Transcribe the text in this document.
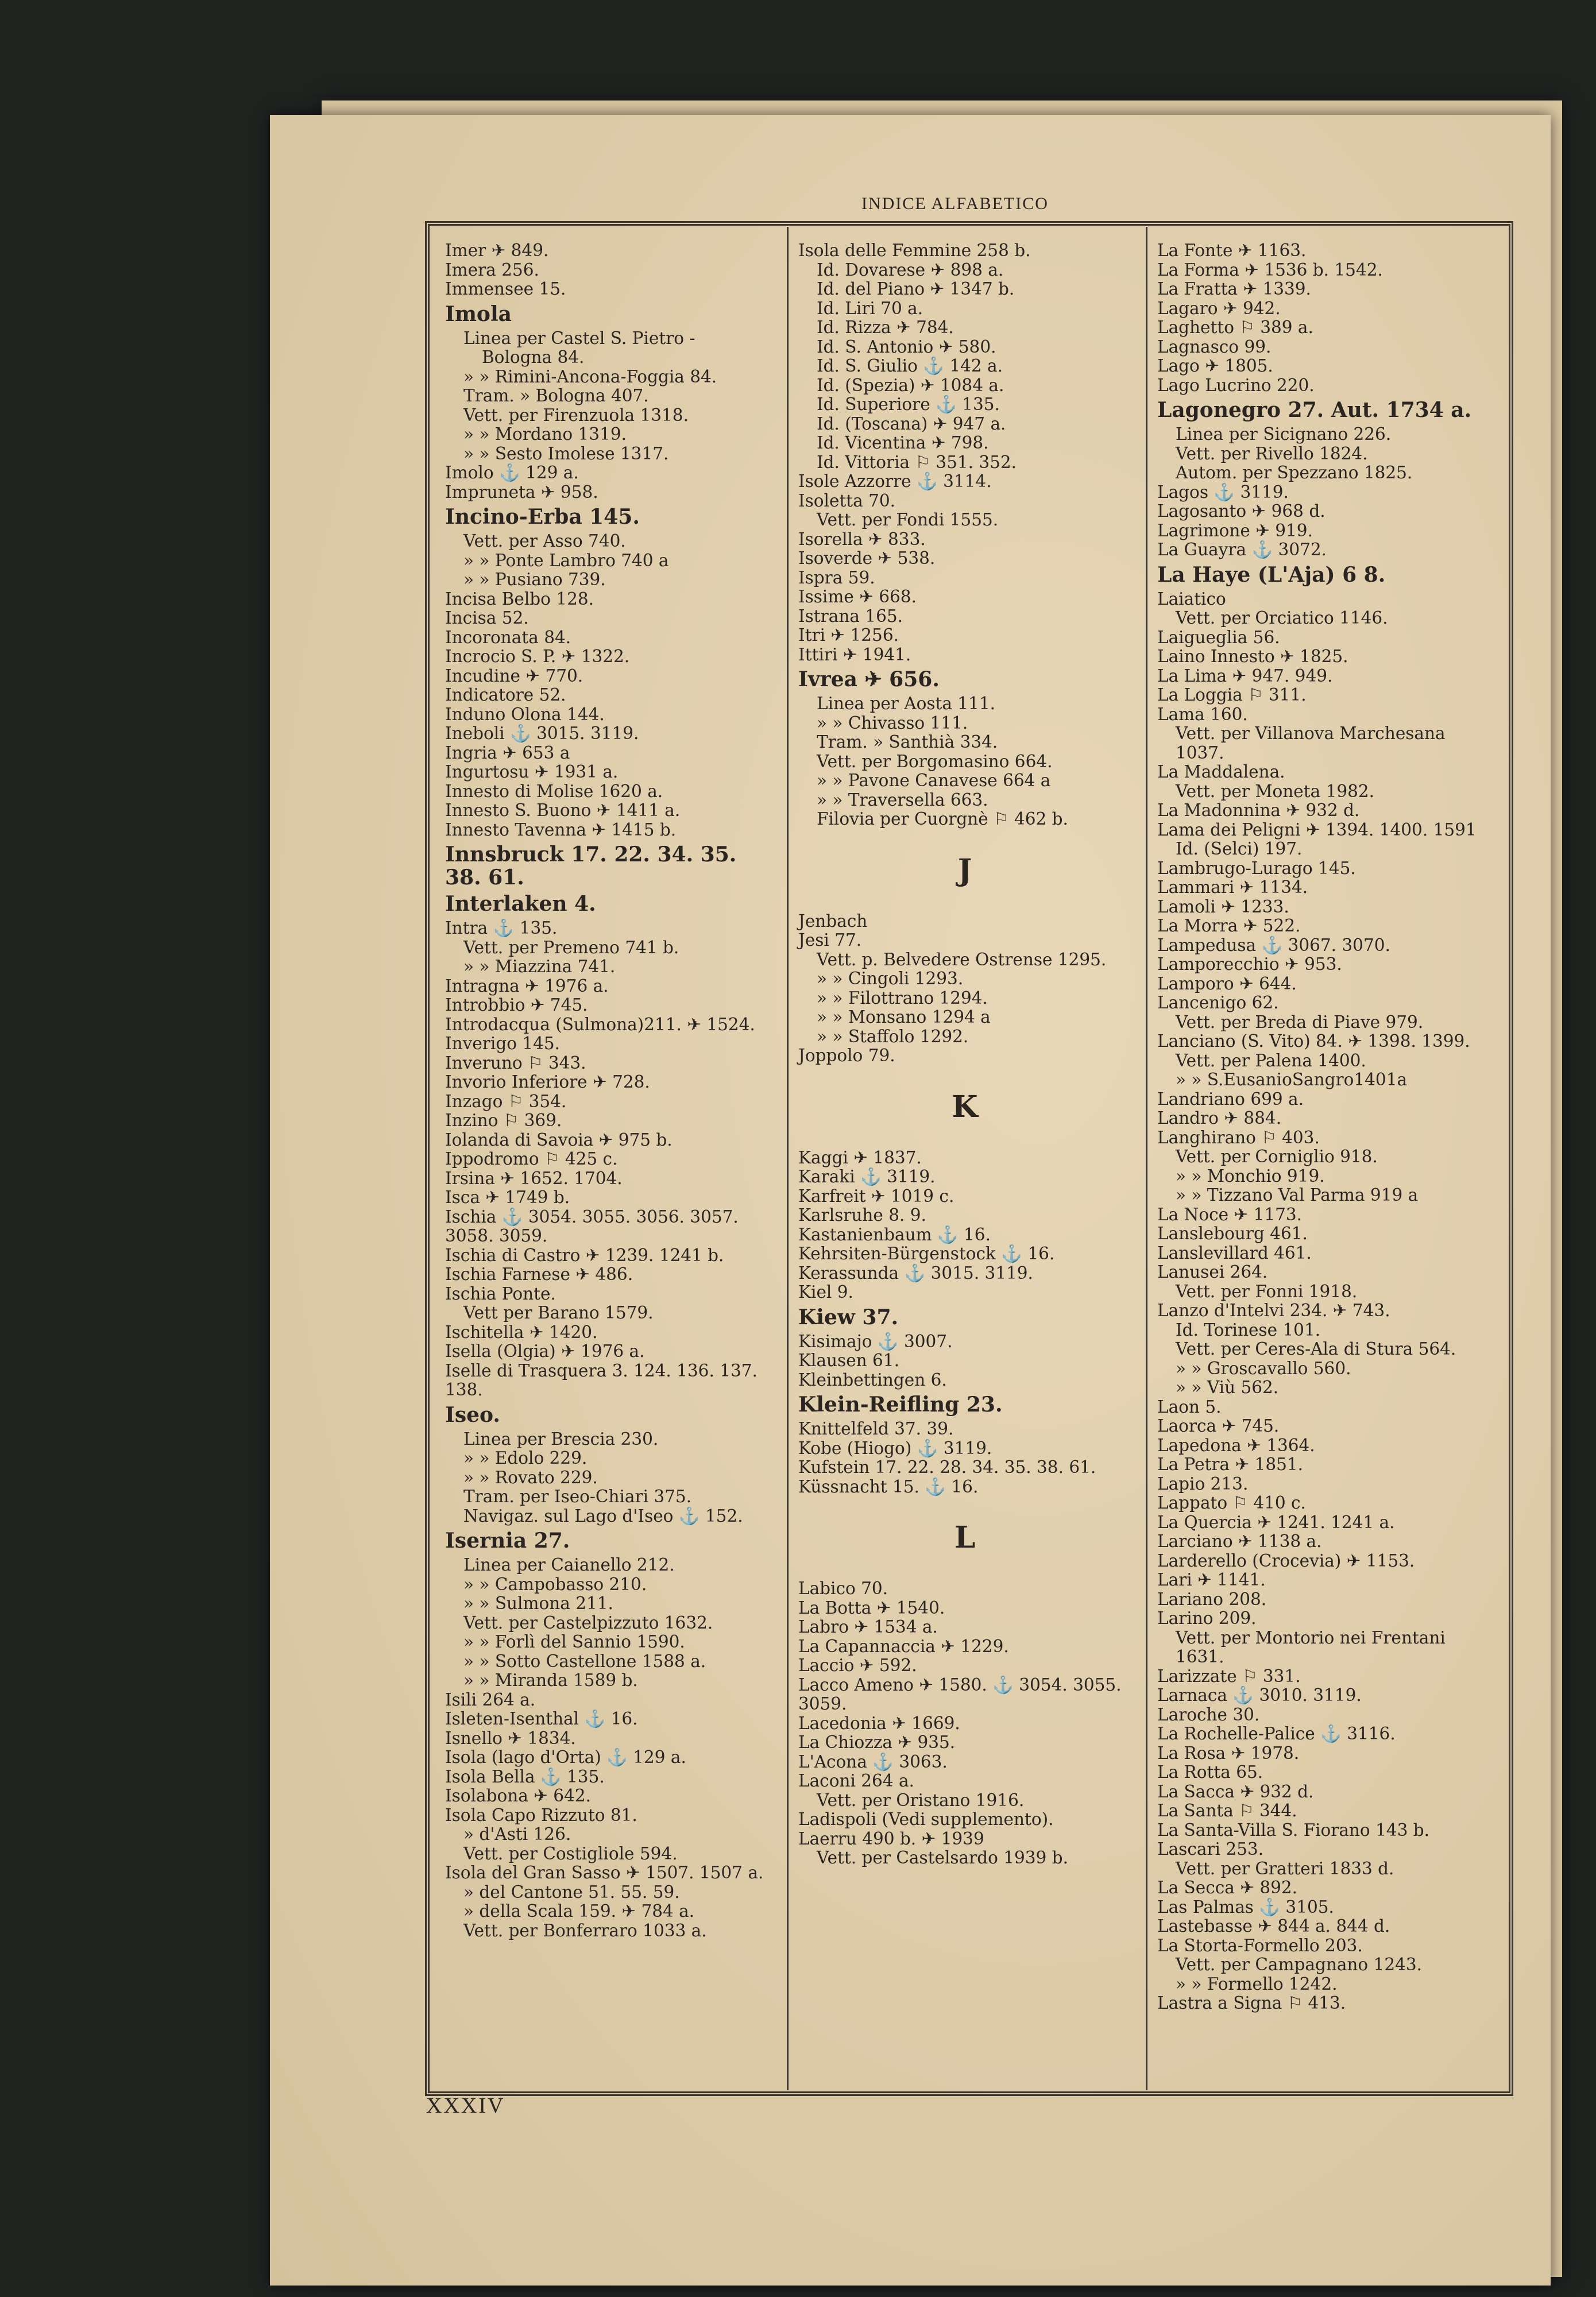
INDICE ALFABETICO
Imer ✈ 849.
Imera 256.
Immensee 15.
Imola
Linea per Castel S. Pietro -
Bologna 84.
» » Rimini-Ancona-Foggia 84.
Tram. » Bologna 407.
Vett. per Firenzuola 1318.
» » Mordano 1319.
» » Sesto Imolese 1317.
Imolo ⚓ 129 a.
Impruneta ✈ 958.
Incino-Erba 145.
Vett. per Asso 740.
» » Ponte Lambro 740 a
» » Pusiano 739.
Incisa Belbo 128.
Incisa 52.
Incoronata 84.
Incrocio S. P. ✈ 1322.
Incudine ✈ 770.
Indicatore 52.
Induno Olona 144.
Ineboli ⚓ 3015. 3119.
Ingria ✈ 653 a
Ingurtosu ✈ 1931 a.
Innesto di Molise 1620 a.
Innesto S. Buono ✈ 1411 a.
Innesto Tavenna ✈ 1415 b.
Innsbruck 17. 22. 34. 35. 38. 61.
Interlaken 4.
Intra ⚓ 135.
Vett. per Premeno 741 b.
» » Miazzina 741.
Intragna ✈ 1976 a.
Introbbio ✈ 745.
Introdacqua (Sulmona)211. ✈ 1524.
Inverigo 145.
Inveruno ⚐ 343.
Invorio Inferiore ✈ 728.
Inzago ⚐ 354.
Inzino ⚐ 369.
Iolanda di Savoia ✈ 975 b.
Ippodromo ⚐ 425 c.
Irsina ✈ 1652. 1704.
Isca ✈ 1749 b.
Ischia ⚓ 3054. 3055. 3056. 3057. 3058. 3059.
Ischia di Castro ✈ 1239. 1241 b.
Ischia Farnese ✈ 486.
Ischia Ponte.
Vett per Barano 1579.
Ischitella ✈ 1420.
Isella (Olgia) ✈ 1976 a.
Iselle di Trasquera 3. 124. 136. 137. 138.
Iseo.
Linea per Brescia 230.
» » Edolo 229.
» » Rovato 229.
Tram. per Iseo-Chiari 375.
Navigaz. sul Lago d'Iseo ⚓ 152.
Isernia 27.
Linea per Caianello 212.
» » Campobasso 210.
» » Sulmona 211.
Vett. per Castelpizzuto 1632.
» » Forlì del Sannio 1590.
» » Sotto Castellone 1588 a.
» » Miranda 1589 b.
Isili 264 a.
Isleten-Isenthal ⚓ 16.
Isnello ✈ 1834.
Isola (lago d'Orta) ⚓ 129 a.
Isola Bella ⚓ 135.
Isolabona ✈ 642.
Isola Capo Rizzuto 81.
» d'Asti 126.
Vett. per Costigliole 594.
Isola del Gran Sasso ✈ 1507. 1507 a.
» del Cantone 51. 55. 59.
» della Scala 159. ✈ 784 a.
Vett. per Bonferraro 1033 a.
Isola delle Femmine 258 b.
Id. Dovarese ✈ 898 a.
Id. del Piano ✈ 1347 b.
Id. Liri 70 a.
Id. Rizza ✈ 784.
Id. S. Antonio ✈ 580.
Id. S. Giulio ⚓ 142 a.
Id. (Spezia) ✈ 1084 a.
Id. Superiore ⚓ 135.
Id. (Toscana) ✈ 947 a.
Id. Vicentina ✈ 798.
Id. Vittoria ⚐ 351. 352.
Isole Azzorre ⚓ 3114.
Isoletta 70.
Vett. per Fondi 1555.
Isorella ✈ 833.
Isoverde ✈ 538.
Ispra 59.
Issime ✈ 668.
Istrana 165.
Itri ✈ 1256.
Ittiri ✈ 1941.
Ivrea ✈ 656.
Linea per Aosta 111.
» » Chivasso 111.
Tram. » Santhià 334.
Vett. per Borgomasino 664.
» » Pavone Canavese 664 a
» » Traversella 663.
Filovia per Cuorgnè ⚐ 462 b.
J
Jenbach
Jesi 77.
Vett. p. Belvedere Ostrense 1295.
» » Cingoli 1293.
» » Filottrano 1294.
» » Monsano 1294 a
» » Staffolo 1292.
Joppolo 79.
K
Kaggi ✈ 1837.
Karaki ⚓ 3119.
Karfreit ✈ 1019 c.
Karlsruhe 8. 9.
Kastanienbaum ⚓ 16.
Kehrsiten-Bürgenstock ⚓ 16.
Kerassunda ⚓ 3015. 3119.
Kiel 9.
Kiew 37.
Kisimajo ⚓ 3007.
Klausen 61.
Kleinbettingen 6.
Klein-Reifling 23.
Knittelfeld 37. 39.
Kobe (Hiogo) ⚓ 3119.
Kufstein 17. 22. 28. 34. 35. 38. 61.
Küssnacht 15. ⚓ 16.
L
Labico 70.
La Botta ✈ 1540.
Labro ✈ 1534 a.
La Capannaccia ✈ 1229.
Laccio ✈ 592.
Lacco Ameno ✈ 1580. ⚓ 3054. 3055. 3059.
Lacedonia ✈ 1669.
La Chiozza ✈ 935.
L'Acona ⚓ 3063.
Laconi 264 a.
Vett. per Oristano 1916.
Ladispoli (Vedi supplemento).
Laerru 490 b. ✈ 1939
Vett. per Castelsardo 1939 b.
La Fonte ✈ 1163.
La Forma ✈ 1536 b. 1542.
La Fratta ✈ 1339.
Lagaro ✈ 942.
Laghetto ⚐ 389 a.
Lagnasco 99.
Lago ✈ 1805.
Lago Lucrino 220.
Lagonegro 27. Aut. 1734 a.
Linea per Sicignano 226.
Vett. per Rivello 1824.
Autom. per Spezzano 1825.
Lagos ⚓ 3119.
Lagosanto ✈ 968 d.
Lagrimone ✈ 919.
La Guayra ⚓ 3072.
La Haye (L'Aja) 6 8.
Laiatico
Vett. per Orciatico 1146.
Laigueglia 56.
Laino Innesto ✈ 1825.
La Lima ✈ 947. 949.
La Loggia ⚐ 311.
Lama 160.
Vett. per Villanova Marchesana 1037.
La Maddalena.
Vett. per Moneta 1982.
La Madonnina ✈ 932 d.
Lama dei Peligni ✈ 1394. 1400. 1591
Id. (Selci) 197.
Lambrugo-Lurago 145.
Lammari ✈ 1134.
Lamoli ✈ 1233.
La Morra ✈ 522.
Lampedusa ⚓ 3067. 3070.
Lamporecchio ✈ 953.
Lamporo ✈ 644.
Lancenigo 62.
Vett. per Breda di Piave 979.
Lanciano (S. Vito) 84. ✈ 1398. 1399.
Vett. per Palena 1400.
» » S.EusanioSangro1401a
Landriano 699 a.
Landro ✈ 884.
Langhirano ⚐ 403.
Vett. per Corniglio 918.
» » Monchio 919.
» » Tizzano Val Parma 919 a
La Noce ✈ 1173.
Lanslebourg 461.
Lanslevillard 461.
Lanusei 264.
Vett. per Fonni 1918.
Lanzo d'Intelvi 234. ✈ 743.
Id. Torinese 101.
Vett. per Ceres-Ala di Stura 564.
» » Groscavallo 560.
» » Viù 562.
Laon 5.
Laorca ✈ 745.
Lapedona ✈ 1364.
La Petra ✈ 1851.
Lapio 213.
Lappato ⚐ 410 c.
La Quercia ✈ 1241. 1241 a.
Larciano ✈ 1138 a.
Larderello (Crocevia) ✈ 1153.
Lari ✈ 1141.
Lariano 208.
Larino 209.
Vett. per Montorio nei Frentani 1631.
Larizzate ⚐ 331.
Larnaca ⚓ 3010. 3119.
Laroche 30.
La Rochelle-Palice ⚓ 3116.
La Rosa ✈ 1978.
La Rotta 65.
La Sacca ✈ 932 d.
La Santa ⚐ 344.
La Santa-Villa S. Fiorano 143 b.
Lascari 253.
Vett. per Gratteri 1833 d.
La Secca ✈ 892.
Las Palmas ⚓ 3105.
Lastebasse ✈ 844 a. 844 d.
La Storta-Formello 203.
Vett. per Campagnano 1243.
» » Formello 1242.
Lastra a Signa ⚐ 413.
XXXIV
..........
[DIRECTIVE]
Repeat the listing verbatim. Skip the pictures.

[SOLUTION TO THE EXERCISE]
Transcribe the text in this document.
INDICE ALFABETICO
Imer ✈ 849.
Imera 256.
Immensee 15.
Imola
Linea per Castel S. Pietro -
Bologna 84.
» » Rimini-Ancona-Foggia 84.
Tram. » Bologna 407.
Vett. per Firenzuola 1318.
» » Mordano 1319.
» » Sesto Imolese 1317.
Imolo ⚓ 129 a.
Impruneta ✈ 958.
Incino-Erba 145.
Vett. per Asso 740.
» » Ponte Lambro 740 a
» » Pusiano 739.
Incisa Belbo 128.
Incisa 52.
Incoronata 84.
Incrocio S. P. ✈ 1322.
Incudine ✈ 770.
Indicatore 52.
Induno Olona 144.
Ineboli ⚓ 3015. 3119.
Ingria ✈ 653 a
Ingurtosu ✈ 1931 a.
Innesto di Molise 1620 a.
Innesto S. Buono ✈ 1411 a.
Innesto Tavenna ✈ 1415 b.
Innsbruck 17. 22. 34. 35. 38. 61.
Interlaken 4.
Intra ⚓ 135.
Vett. per Premeno 741 b.
» » Miazzina 741.
Intragna ✈ 1976 a.
Introbbio ✈ 745.
Introdacqua (Sulmona)211. ✈ 1524.
Inverigo 145.
Inveruno ⚐ 343.
Invorio Inferiore ✈ 728.
Inzago ⚐ 354.
Inzino ⚐ 369.
Iolanda di Savoia ✈ 975 b.
Ippodromo ⚐ 425 c.
Irsina ✈ 1652. 1704.
Isca ✈ 1749 b.
Ischia ⚓ 3054. 3055. 3056. 3057. 3058. 3059.
Ischia di Castro ✈ 1239. 1241 b.
Ischia Farnese ✈ 486.
Ischia Ponte.
Vett per Barano 1579.
Ischitella ✈ 1420.
Isella (Olgia) ✈ 1976 a.
Iselle di Trasquera 3. 124. 136. 137. 138.
Iseo.
Linea per Brescia 230.
» » Edolo 229.
» » Rovato 229.
Tram. per Iseo-Chiari 375.
Navigaz. sul Lago d'Iseo ⚓ 152.
Isernia 27.
Linea per Caianello 212.
» » Campobasso 210.
» » Sulmona 211.
Vett. per Castelpizzuto 1632.
» » Forlì del Sannio 1590.
» » Sotto Castellone 1588 a.
» » Miranda 1589 b.
Isili 264 a.
Isleten-Isenthal ⚓ 16.
Isnello ✈ 1834.
Isola (lago d'Orta) ⚓ 129 a.
Isola Bella ⚓ 135.
Isolabona ✈ 642.
Isola Capo Rizzuto 81.
» d'Asti 126.
Vett. per Costigliole 594.
Isola del Gran Sasso ✈ 1507. 1507 a.
» del Cantone 51. 55. 59.
» della Scala 159. ✈ 784 a.
Vett. per Bonferraro 1033 a.
Isola delle Femmine 258 b.
Id. Dovarese ✈ 898 a.
Id. del Piano ✈ 1347 b.
Id. Liri 70 a.
Id. Rizza ✈ 784.
Id. S. Antonio ✈ 580.
Id. S. Giulio ⚓ 142 a.
Id. (Spezia) ✈ 1084 a.
Id. Superiore ⚓ 135.
Id. (Toscana) ✈ 947 a.
Id. Vicentina ✈ 798.
Id. Vittoria ⚐ 351. 352.
Isole Azzorre ⚓ 3114.
Isoletta 70.
Vett. per Fondi 1555.
Isorella ✈ 833.
Isoverde ✈ 538.
Ispra 59.
Issime ✈ 668.
Istrana 165.
Itri ✈ 1256.
Ittiri ✈ 1941.
Ivrea ✈ 656.
Linea per Aosta 111.
» » Chivasso 111.
Tram. » Santhià 334.
Vett. per Borgomasino 664.
» » Pavone Canavese 664 a
» » Traversella 663.
Filovia per Cuorgnè ⚐ 462 b.
J
Jenbach
Jesi 77.
Vett. p. Belvedere Ostrense 1295.
» » Cingoli 1293.
» » Filottrano 1294.
» » Monsano 1294 a
» » Staffolo 1292.
Joppolo 79.
K
Kaggi ✈ 1837.
Karaki ⚓ 3119.
Karfreit ✈ 1019 c.
Karlsruhe 8. 9.
Kastanienbaum ⚓ 16.
Kehrsiten-Bürgenstock ⚓ 16.
Kerassunda ⚓ 3015. 3119.
Kiel 9.
Kiew 37.
Kisimajo ⚓ 3007.
Klausen 61.
Kleinbettingen 6.
Klein-Reifling 23.
Knittelfeld 37. 39.
Kobe (Hiogo) ⚓ 3119.
Kufstein 17. 22. 28. 34. 35. 38. 61.
Küssnacht 15. ⚓ 16.
L
Labico 70.
La Botta ✈ 1540.
Labro ✈ 1534 a.
La Capannaccia ✈ 1229.
Laccio ✈ 592.
Lacco Ameno ✈ 1580. ⚓ 3054. 3055. 3059.
Lacedonia ✈ 1669.
La Chiozza ✈ 935.
L'Acona ⚓ 3063.
Laconi 264 a.
Vett. per Oristano 1916.
Ladispoli (Vedi supplemento).
Laerru 490 b. ✈ 1939
Vett. per Castelsardo 1939 b.
La Fonte ✈ 1163.
La Forma ✈ 1536 b. 1542.
La Fratta ✈ 1339.
Lagaro ✈ 942.
Laghetto ⚐ 389 a.
Lagnasco 99.
Lago ✈ 1805.
Lago Lucrino 220.
Lagonegro 27. Aut. 1734 a.
Linea per Sicignano 226.
Vett. per Rivello 1824.
Autom. per Spezzano 1825.
Lagos ⚓ 3119.
Lagosanto ✈ 968 d.
Lagrimone ✈ 919.
La Guayra ⚓ 3072.
La Haye (L'Aja) 6 8.
Laiatico
Vett. per Orciatico 1146.
Laigueglia 56.
Laino Innesto ✈ 1825.
La Lima ✈ 947. 949.
La Loggia ⚐ 311.
Lama 160.
Vett. per Villanova Marchesana 1037.
La Maddalena.
Vett. per Moneta 1982.
La Madonnina ✈ 932 d.
Lama dei Peligni ✈ 1394. 1400. 1591
Id. (Selci) 197.
Lambrugo-Lurago 145.
Lammari ✈ 1134.
Lamoli ✈ 1233.
La Morra ✈ 522.
Lampedusa ⚓ 3067. 3070.
Lamporecchio ✈ 953.
Lamporo ✈ 644.
Lancenigo 62.
Vett. per Breda di Piave 979.
Lanciano (S. Vito) 84. ✈ 1398. 1399.
Vett. per Palena 1400.
» » S.EusanioSangro1401a
Landriano 699 a.
Landro ✈ 884.
Langhirano ⚐ 403.
Vett. per Corniglio 918.
» » Monchio 919.
» » Tizzano Val Parma 919 a
La Noce ✈ 1173.
Lanslebourg 461.
Lanslevillard 461.
Lanusei 264.
Vett. per Fonni 1918.
Lanzo d'Intelvi 234. ✈ 743.
Id. Torinese 101.
Vett. per Ceres-Ala di Stura 564.
» » Groscavallo 560.
» » Viù 562.
Laon 5.
Laorca ✈ 745.
Lapedona ✈ 1364.
La Petra ✈ 1851.
Lapio 213.
Lappato ⚐ 410 c.
La Quercia ✈ 1241. 1241 a.
Larciano ✈ 1138 a.
Larderello (Crocevia) ✈ 1153.
Lari ✈ 1141.
Lariano 208.
Larino 209.
Vett. per Montorio nei Frentani 1631.
Larizzate ⚐ 331.
Larnaca ⚓ 3010. 3119.
Laroche 30.
La Rochelle-Palice ⚓ 3116.
La Rosa ✈ 1978.
La Rotta 65.
La Sacca ✈ 932 d.
La Santa ⚐ 344.
La Santa-Villa S. Fiorano 143 b.
Lascari 253.
Vett. per Gratteri 1833 d.
La Secca ✈ 892.
Las Palmas ⚓ 3105.
Lastebasse ✈ 844 a. 844 d.
La Storta-Formello 203.
Vett. per Campagnano 1243.
» » Formello 1242.
Lastra a Signa ⚐ 413.
XXXIV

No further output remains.